● Listing:
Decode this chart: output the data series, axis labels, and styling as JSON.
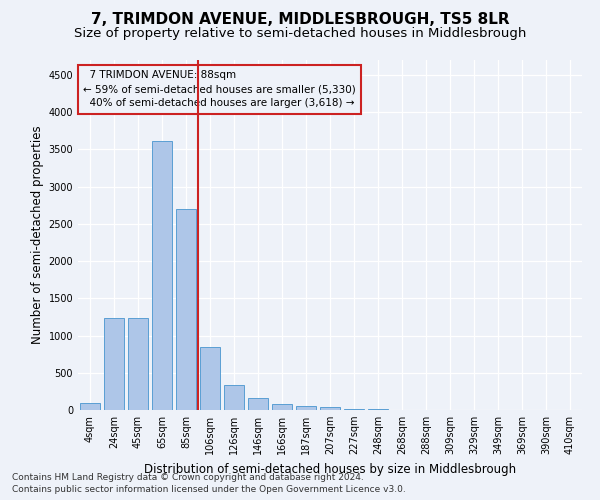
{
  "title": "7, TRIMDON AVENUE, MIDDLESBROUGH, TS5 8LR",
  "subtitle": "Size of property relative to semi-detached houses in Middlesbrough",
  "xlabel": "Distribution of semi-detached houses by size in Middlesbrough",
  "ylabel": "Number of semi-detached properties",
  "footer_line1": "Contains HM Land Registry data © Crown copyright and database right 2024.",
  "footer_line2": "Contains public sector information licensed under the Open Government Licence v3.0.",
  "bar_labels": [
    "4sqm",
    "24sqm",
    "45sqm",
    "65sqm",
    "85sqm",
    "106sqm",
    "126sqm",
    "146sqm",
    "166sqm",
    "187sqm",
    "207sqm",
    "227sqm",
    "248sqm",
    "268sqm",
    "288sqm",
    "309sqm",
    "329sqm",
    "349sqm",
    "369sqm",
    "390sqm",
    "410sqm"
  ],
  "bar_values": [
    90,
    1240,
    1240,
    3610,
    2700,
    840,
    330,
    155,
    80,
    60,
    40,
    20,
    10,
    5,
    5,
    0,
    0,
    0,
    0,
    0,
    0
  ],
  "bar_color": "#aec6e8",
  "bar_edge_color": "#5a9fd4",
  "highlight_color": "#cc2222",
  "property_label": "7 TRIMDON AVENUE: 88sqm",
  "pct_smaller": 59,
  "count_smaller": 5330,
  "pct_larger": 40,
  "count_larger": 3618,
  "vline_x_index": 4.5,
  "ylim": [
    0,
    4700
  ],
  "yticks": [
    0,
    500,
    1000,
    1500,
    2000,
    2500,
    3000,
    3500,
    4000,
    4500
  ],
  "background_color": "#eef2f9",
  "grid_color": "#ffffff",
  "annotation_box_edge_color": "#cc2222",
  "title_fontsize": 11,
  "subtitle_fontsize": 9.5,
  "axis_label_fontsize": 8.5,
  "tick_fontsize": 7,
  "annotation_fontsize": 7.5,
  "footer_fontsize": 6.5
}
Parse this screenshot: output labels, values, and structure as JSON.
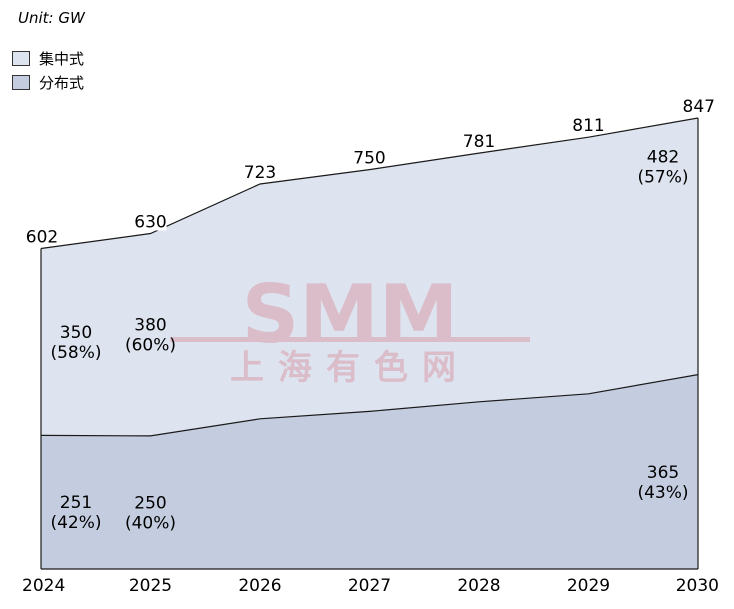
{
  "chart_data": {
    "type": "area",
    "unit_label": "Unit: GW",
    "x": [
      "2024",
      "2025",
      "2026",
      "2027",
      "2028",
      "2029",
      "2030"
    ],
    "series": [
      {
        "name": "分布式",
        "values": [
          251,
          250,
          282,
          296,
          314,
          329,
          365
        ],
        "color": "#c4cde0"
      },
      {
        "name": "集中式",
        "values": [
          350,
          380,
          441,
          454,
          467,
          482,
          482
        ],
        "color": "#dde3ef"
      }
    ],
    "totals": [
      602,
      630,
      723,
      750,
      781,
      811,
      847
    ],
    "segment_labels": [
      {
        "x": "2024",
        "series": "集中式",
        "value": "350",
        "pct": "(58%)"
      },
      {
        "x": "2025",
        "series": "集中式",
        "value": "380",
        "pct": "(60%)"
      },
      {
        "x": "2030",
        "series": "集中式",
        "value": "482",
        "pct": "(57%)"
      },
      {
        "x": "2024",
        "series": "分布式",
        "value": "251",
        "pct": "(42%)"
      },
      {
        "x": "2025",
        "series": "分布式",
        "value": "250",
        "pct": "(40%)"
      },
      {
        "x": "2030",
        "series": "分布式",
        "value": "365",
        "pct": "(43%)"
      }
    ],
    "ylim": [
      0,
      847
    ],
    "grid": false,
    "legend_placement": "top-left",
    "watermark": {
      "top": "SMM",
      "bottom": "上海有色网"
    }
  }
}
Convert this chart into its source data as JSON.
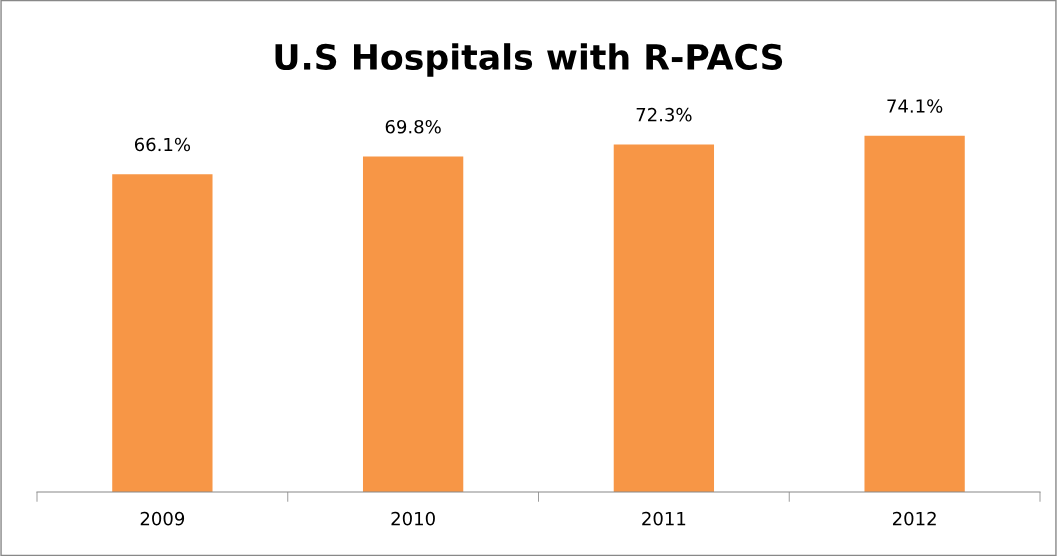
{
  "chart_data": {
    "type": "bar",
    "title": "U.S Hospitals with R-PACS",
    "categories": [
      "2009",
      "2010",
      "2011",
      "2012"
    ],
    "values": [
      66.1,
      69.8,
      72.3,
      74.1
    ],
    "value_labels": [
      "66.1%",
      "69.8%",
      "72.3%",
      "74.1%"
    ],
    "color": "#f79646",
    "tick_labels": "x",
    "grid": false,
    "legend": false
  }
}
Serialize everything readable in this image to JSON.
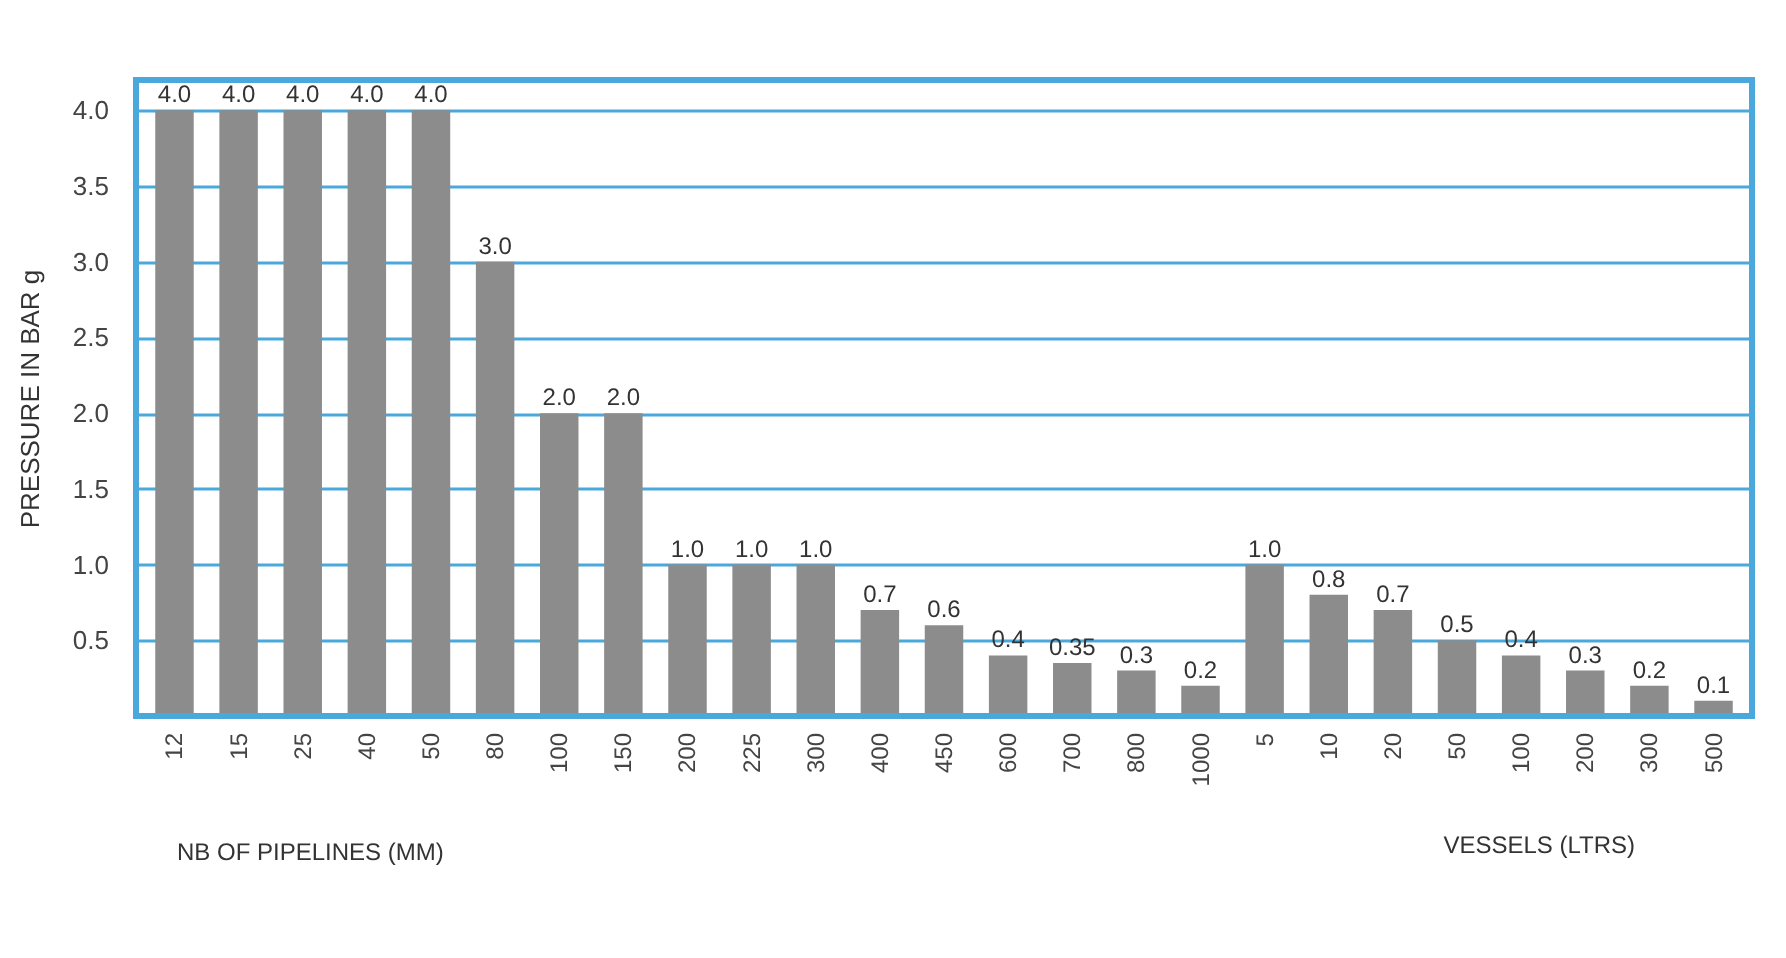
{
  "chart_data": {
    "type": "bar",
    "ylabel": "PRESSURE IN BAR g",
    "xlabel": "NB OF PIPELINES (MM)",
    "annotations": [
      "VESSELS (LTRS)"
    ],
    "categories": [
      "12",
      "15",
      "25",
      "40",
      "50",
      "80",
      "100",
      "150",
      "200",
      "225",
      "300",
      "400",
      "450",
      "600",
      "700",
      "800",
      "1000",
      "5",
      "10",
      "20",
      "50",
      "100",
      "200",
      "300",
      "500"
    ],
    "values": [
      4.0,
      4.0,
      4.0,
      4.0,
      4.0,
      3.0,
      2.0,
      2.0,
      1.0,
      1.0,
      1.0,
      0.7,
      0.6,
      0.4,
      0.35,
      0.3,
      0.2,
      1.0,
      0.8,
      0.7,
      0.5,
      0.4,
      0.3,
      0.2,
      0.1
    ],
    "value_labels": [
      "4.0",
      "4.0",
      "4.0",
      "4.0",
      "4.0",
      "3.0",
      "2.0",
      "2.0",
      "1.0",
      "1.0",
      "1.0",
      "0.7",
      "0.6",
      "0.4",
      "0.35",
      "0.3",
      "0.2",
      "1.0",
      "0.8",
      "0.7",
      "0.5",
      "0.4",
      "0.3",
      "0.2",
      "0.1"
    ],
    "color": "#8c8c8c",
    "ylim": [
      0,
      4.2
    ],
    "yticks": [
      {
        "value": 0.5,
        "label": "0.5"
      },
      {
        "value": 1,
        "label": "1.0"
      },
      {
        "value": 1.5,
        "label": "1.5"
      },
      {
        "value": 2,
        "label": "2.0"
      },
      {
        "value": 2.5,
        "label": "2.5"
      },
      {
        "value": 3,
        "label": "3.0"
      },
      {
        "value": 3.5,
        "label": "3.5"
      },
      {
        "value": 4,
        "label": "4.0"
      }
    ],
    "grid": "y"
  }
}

● Set exercise:
Make an exact copy of the records shown above, without the pictures.

● Full output:
Decode this chart: output the data series, axis labels, and styling as JSON.
{
  "title": "7, TRIMDON AVENUE, MIDDLESBROUGH, TS5 8LR",
  "subtitle": "Size of property relative to semi-detached houses in Middlesbrough",
  "xlabel": "Distribution of semi-detached houses by size in Middlesbrough",
  "ylabel": "Number of semi-detached properties",
  "footer_line1": "Contains HM Land Registry data © Crown copyright and database right 2024.",
  "footer_line2": "Contains public sector information licensed under the Open Government Licence v3.0.",
  "bar_labels": [
    "4sqm",
    "24sqm",
    "45sqm",
    "65sqm",
    "85sqm",
    "106sqm",
    "126sqm",
    "146sqm",
    "166sqm",
    "187sqm",
    "207sqm",
    "227sqm",
    "248sqm",
    "268sqm",
    "288sqm",
    "309sqm",
    "329sqm",
    "349sqm",
    "369sqm",
    "390sqm",
    "410sqm"
  ],
  "bar_values": [
    90,
    1240,
    1240,
    3610,
    2700,
    840,
    330,
    155,
    80,
    60,
    40,
    20,
    10,
    5,
    5,
    0,
    0,
    0,
    0,
    0,
    0
  ],
  "bar_color": "#aec6e8",
  "bar_edge_color": "#5a9fd4",
  "highlight_color": "#cc2222",
  "property_label": "7 TRIMDON AVENUE: 88sqm",
  "pct_smaller": 59,
  "count_smaller": 5330,
  "pct_larger": 40,
  "count_larger": 3618,
  "vline_x_index": 4.5,
  "ylim": [
    0,
    4700
  ],
  "yticks": [
    0,
    500,
    1000,
    1500,
    2000,
    2500,
    3000,
    3500,
    4000,
    4500
  ],
  "background_color": "#eef2f9",
  "grid_color": "#ffffff",
  "annotation_box_edge_color": "#cc2222",
  "title_fontsize": 11,
  "subtitle_fontsize": 9.5,
  "axis_label_fontsize": 8.5,
  "tick_fontsize": 7,
  "annotation_fontsize": 7.5,
  "footer_fontsize": 6.5
}
Parse this screenshot: output labels, values, and structure as JSON.
{
  "chart_data": {
    "type": "area",
    "unit_label": "Unit: GW",
    "x": [
      "2024",
      "2025",
      "2026",
      "2027",
      "2028",
      "2029",
      "2030"
    ],
    "series": [
      {
        "name": "分布式",
        "values": [
          251,
          250,
          282,
          296,
          314,
          329,
          365
        ],
        "color": "#c4cde0"
      },
      {
        "name": "集中式",
        "values": [
          350,
          380,
          441,
          454,
          467,
          482,
          482
        ],
        "color": "#dde3ef"
      }
    ],
    "totals": [
      602,
      630,
      723,
      750,
      781,
      811,
      847
    ],
    "segment_labels": [
      {
        "x": "2024",
        "series": "集中式",
        "value": "350",
        "pct": "(58%)"
      },
      {
        "x": "2025",
        "series": "集中式",
        "value": "380",
        "pct": "(60%)"
      },
      {
        "x": "2030",
        "series": "集中式",
        "value": "482",
        "pct": "(57%)"
      },
      {
        "x": "2024",
        "series": "分布式",
        "value": "251",
        "pct": "(42%)"
      },
      {
        "x": "2025",
        "series": "分布式",
        "value": "250",
        "pct": "(40%)"
      },
      {
        "x": "2030",
        "series": "分布式",
        "value": "365",
        "pct": "(43%)"
      }
    ],
    "ylim": [
      0,
      847
    ],
    "grid": false,
    "legend_placement": "top-left",
    "watermark": {
      "top": "SMM",
      "bottom": "上海有色网"
    }
  }
}
Convert this chart into its source data as JSON.
{
  "chart_data": {
    "type": "bar",
    "title": "U.S Hospitals with R-PACS",
    "categories": [
      "2009",
      "2010",
      "2011",
      "2012"
    ],
    "values": [
      66.1,
      69.8,
      72.3,
      74.1
    ],
    "value_labels": [
      "66.1%",
      "69.8%",
      "72.3%",
      "74.1%"
    ],
    "color": "#f79646",
    "tick_labels": "x",
    "grid": false,
    "legend": false
  }
}
Serialize everything readable in this image to JSON.
{
  "chart_data": {
    "type": "bar",
    "ylabel": "PRESSURE IN BAR g",
    "xlabel": "NB OF PIPELINES (MM)",
    "annotations": [
      "VESSELS (LTRS)"
    ],
    "categories": [
      "12",
      "15",
      "25",
      "40",
      "50",
      "80",
      "100",
      "150",
      "200",
      "225",
      "300",
      "400",
      "450",
      "600",
      "700",
      "800",
      "1000",
      "5",
      "10",
      "20",
      "50",
      "100",
      "200",
      "300",
      "500"
    ],
    "values": [
      4.0,
      4.0,
      4.0,
      4.0,
      4.0,
      3.0,
      2.0,
      2.0,
      1.0,
      1.0,
      1.0,
      0.7,
      0.6,
      0.4,
      0.35,
      0.3,
      0.2,
      1.0,
      0.8,
      0.7,
      0.5,
      0.4,
      0.3,
      0.2,
      0.1
    ],
    "value_labels": [
      "4.0",
      "4.0",
      "4.0",
      "4.0",
      "4.0",
      "3.0",
      "2.0",
      "2.0",
      "1.0",
      "1.0",
      "1.0",
      "0.7",
      "0.6",
      "0.4",
      "0.35",
      "0.3",
      "0.2",
      "1.0",
      "0.8",
      "0.7",
      "0.5",
      "0.4",
      "0.3",
      "0.2",
      "0.1"
    ],
    "color": "#8c8c8c",
    "ylim": [
      0,
      4.2
    ],
    "yticks": [
      {
        "value": 0.5,
        "label": "0.5"
      },
      {
        "value": 1,
        "label": "1.0"
      },
      {
        "value": 1.5,
        "label": "1.5"
      },
      {
        "value": 2,
        "label": "2.0"
      },
      {
        "value": 2.5,
        "label": "2.5"
      },
      {
        "value": 3,
        "label": "3.0"
      },
      {
        "value": 3.5,
        "label": "3.5"
      },
      {
        "value": 4,
        "label": "4.0"
      }
    ],
    "grid": "y"
  }
}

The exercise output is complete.